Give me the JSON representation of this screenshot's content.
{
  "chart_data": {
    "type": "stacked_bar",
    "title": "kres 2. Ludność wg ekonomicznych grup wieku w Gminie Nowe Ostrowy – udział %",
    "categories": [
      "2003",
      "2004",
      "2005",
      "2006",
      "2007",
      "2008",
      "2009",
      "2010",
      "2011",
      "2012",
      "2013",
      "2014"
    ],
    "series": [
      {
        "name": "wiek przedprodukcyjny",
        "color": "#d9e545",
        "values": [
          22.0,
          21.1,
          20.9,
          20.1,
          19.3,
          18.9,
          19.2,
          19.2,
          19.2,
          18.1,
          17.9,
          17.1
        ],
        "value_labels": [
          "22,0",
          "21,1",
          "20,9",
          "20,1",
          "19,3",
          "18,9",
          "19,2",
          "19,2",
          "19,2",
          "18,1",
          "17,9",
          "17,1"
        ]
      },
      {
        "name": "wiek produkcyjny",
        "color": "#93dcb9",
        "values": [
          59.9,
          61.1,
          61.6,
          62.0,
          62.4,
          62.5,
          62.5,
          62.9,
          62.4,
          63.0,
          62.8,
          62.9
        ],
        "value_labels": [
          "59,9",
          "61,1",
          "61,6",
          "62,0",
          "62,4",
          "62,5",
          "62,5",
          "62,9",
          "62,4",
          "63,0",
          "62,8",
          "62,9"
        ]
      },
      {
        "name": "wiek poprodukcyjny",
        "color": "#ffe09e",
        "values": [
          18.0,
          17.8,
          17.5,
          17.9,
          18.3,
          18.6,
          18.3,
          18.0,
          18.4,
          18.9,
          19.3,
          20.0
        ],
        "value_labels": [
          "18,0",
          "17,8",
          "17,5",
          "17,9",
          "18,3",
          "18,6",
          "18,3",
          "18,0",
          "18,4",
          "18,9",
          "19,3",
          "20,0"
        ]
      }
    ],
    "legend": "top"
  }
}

### TASK DIRECTIONS
Give all the entries again exactly; leave none out.

### ANSWER
Give me the JSON representation of this screenshot's content.
{
  "chart_data": {
    "type": "stacked_bar",
    "title": "kres 2. Ludność wg ekonomicznych grup wieku w Gminie Nowe Ostrowy – udział %",
    "categories": [
      "2003",
      "2004",
      "2005",
      "2006",
      "2007",
      "2008",
      "2009",
      "2010",
      "2011",
      "2012",
      "2013",
      "2014"
    ],
    "series": [
      {
        "name": "wiek przedprodukcyjny",
        "color": "#d9e545",
        "values": [
          22.0,
          21.1,
          20.9,
          20.1,
          19.3,
          18.9,
          19.2,
          19.2,
          19.2,
          18.1,
          17.9,
          17.1
        ],
        "value_labels": [
          "22,0",
          "21,1",
          "20,9",
          "20,1",
          "19,3",
          "18,9",
          "19,2",
          "19,2",
          "19,2",
          "18,1",
          "17,9",
          "17,1"
        ]
      },
      {
        "name": "wiek produkcyjny",
        "color": "#93dcb9",
        "values": [
          59.9,
          61.1,
          61.6,
          62.0,
          62.4,
          62.5,
          62.5,
          62.9,
          62.4,
          63.0,
          62.8,
          62.9
        ],
        "value_labels": [
          "59,9",
          "61,1",
          "61,6",
          "62,0",
          "62,4",
          "62,5",
          "62,5",
          "62,9",
          "62,4",
          "63,0",
          "62,8",
          "62,9"
        ]
      },
      {
        "name": "wiek poprodukcyjny",
        "color": "#ffe09e",
        "values": [
          18.0,
          17.8,
          17.5,
          17.9,
          18.3,
          18.6,
          18.3,
          18.0,
          18.4,
          18.9,
          19.3,
          20.0
        ],
        "value_labels": [
          "18,0",
          "17,8",
          "17,5",
          "17,9",
          "18,3",
          "18,6",
          "18,3",
          "18,0",
          "18,4",
          "18,9",
          "19,3",
          "20,0"
        ]
      }
    ],
    "legend": "top"
  }
}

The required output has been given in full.